**PROVIDED RECORDS**

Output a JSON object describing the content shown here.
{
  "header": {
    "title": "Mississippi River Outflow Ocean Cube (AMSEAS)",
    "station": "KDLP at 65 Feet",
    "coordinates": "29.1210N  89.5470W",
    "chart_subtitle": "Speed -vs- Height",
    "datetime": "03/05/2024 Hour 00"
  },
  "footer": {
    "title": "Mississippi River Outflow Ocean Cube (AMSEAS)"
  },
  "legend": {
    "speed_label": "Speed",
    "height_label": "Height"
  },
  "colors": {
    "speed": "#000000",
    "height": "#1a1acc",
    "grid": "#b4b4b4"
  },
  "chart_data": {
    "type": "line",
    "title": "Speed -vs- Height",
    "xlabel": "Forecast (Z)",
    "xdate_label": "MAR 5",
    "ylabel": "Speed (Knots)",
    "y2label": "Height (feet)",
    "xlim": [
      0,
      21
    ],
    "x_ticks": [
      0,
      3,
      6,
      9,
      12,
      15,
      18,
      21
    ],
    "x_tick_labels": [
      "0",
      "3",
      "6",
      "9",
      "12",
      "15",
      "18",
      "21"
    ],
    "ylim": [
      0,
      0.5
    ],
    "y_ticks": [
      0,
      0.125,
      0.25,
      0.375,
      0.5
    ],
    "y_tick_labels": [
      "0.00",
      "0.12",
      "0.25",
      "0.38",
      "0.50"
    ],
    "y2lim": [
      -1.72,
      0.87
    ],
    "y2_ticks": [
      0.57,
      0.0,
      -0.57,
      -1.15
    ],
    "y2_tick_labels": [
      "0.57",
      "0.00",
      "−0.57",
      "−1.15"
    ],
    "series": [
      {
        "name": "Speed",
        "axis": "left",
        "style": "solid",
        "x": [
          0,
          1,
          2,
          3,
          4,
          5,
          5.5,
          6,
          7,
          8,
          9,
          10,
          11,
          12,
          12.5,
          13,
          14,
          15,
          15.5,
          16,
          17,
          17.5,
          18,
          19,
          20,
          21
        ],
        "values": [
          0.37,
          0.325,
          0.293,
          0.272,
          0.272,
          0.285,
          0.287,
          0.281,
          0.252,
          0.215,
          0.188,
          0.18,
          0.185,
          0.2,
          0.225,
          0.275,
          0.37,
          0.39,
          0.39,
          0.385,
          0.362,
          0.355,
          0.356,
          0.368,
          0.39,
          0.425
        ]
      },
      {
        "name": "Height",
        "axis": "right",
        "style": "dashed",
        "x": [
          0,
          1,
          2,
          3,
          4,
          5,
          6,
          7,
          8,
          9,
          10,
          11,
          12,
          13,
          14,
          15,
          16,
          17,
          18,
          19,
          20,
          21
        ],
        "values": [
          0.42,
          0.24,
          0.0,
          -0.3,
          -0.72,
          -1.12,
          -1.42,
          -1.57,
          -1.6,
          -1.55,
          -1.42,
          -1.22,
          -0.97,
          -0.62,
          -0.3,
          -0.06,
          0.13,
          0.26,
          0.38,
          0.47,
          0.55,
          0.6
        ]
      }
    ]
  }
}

**GIVEN TASK**
The entries above should be repeated exactly, every one of them.

**WRITTEN REPLY**
Output a JSON object describing the content shown here.
{
  "header": {
    "title": "Mississippi River Outflow Ocean Cube (AMSEAS)",
    "station": "KDLP at 65 Feet",
    "coordinates": "29.1210N  89.5470W",
    "chart_subtitle": "Speed -vs- Height",
    "datetime": "03/05/2024 Hour 00"
  },
  "footer": {
    "title": "Mississippi River Outflow Ocean Cube (AMSEAS)"
  },
  "legend": {
    "speed_label": "Speed",
    "height_label": "Height"
  },
  "colors": {
    "speed": "#000000",
    "height": "#1a1acc",
    "grid": "#b4b4b4"
  },
  "chart_data": {
    "type": "line",
    "title": "Speed -vs- Height",
    "xlabel": "Forecast (Z)",
    "xdate_label": "MAR 5",
    "ylabel": "Speed (Knots)",
    "y2label": "Height (feet)",
    "xlim": [
      0,
      21
    ],
    "x_ticks": [
      0,
      3,
      6,
      9,
      12,
      15,
      18,
      21
    ],
    "x_tick_labels": [
      "0",
      "3",
      "6",
      "9",
      "12",
      "15",
      "18",
      "21"
    ],
    "ylim": [
      0,
      0.5
    ],
    "y_ticks": [
      0,
      0.125,
      0.25,
      0.375,
      0.5
    ],
    "y_tick_labels": [
      "0.00",
      "0.12",
      "0.25",
      "0.38",
      "0.50"
    ],
    "y2lim": [
      -1.72,
      0.87
    ],
    "y2_ticks": [
      0.57,
      0.0,
      -0.57,
      -1.15
    ],
    "y2_tick_labels": [
      "0.57",
      "0.00",
      "−0.57",
      "−1.15"
    ],
    "series": [
      {
        "name": "Speed",
        "axis": "left",
        "style": "solid",
        "x": [
          0,
          1,
          2,
          3,
          4,
          5,
          5.5,
          6,
          7,
          8,
          9,
          10,
          11,
          12,
          12.5,
          13,
          14,
          15,
          15.5,
          16,
          17,
          17.5,
          18,
          19,
          20,
          21
        ],
        "values": [
          0.37,
          0.325,
          0.293,
          0.272,
          0.272,
          0.285,
          0.287,
          0.281,
          0.252,
          0.215,
          0.188,
          0.18,
          0.185,
          0.2,
          0.225,
          0.275,
          0.37,
          0.39,
          0.39,
          0.385,
          0.362,
          0.355,
          0.356,
          0.368,
          0.39,
          0.425
        ]
      },
      {
        "name": "Height",
        "axis": "right",
        "style": "dashed",
        "x": [
          0,
          1,
          2,
          3,
          4,
          5,
          6,
          7,
          8,
          9,
          10,
          11,
          12,
          13,
          14,
          15,
          16,
          17,
          18,
          19,
          20,
          21
        ],
        "values": [
          0.42,
          0.24,
          0.0,
          -0.3,
          -0.72,
          -1.12,
          -1.42,
          -1.57,
          -1.6,
          -1.55,
          -1.42,
          -1.22,
          -0.97,
          -0.62,
          -0.3,
          -0.06,
          0.13,
          0.26,
          0.38,
          0.47,
          0.55,
          0.6
        ]
      }
    ]
  }
}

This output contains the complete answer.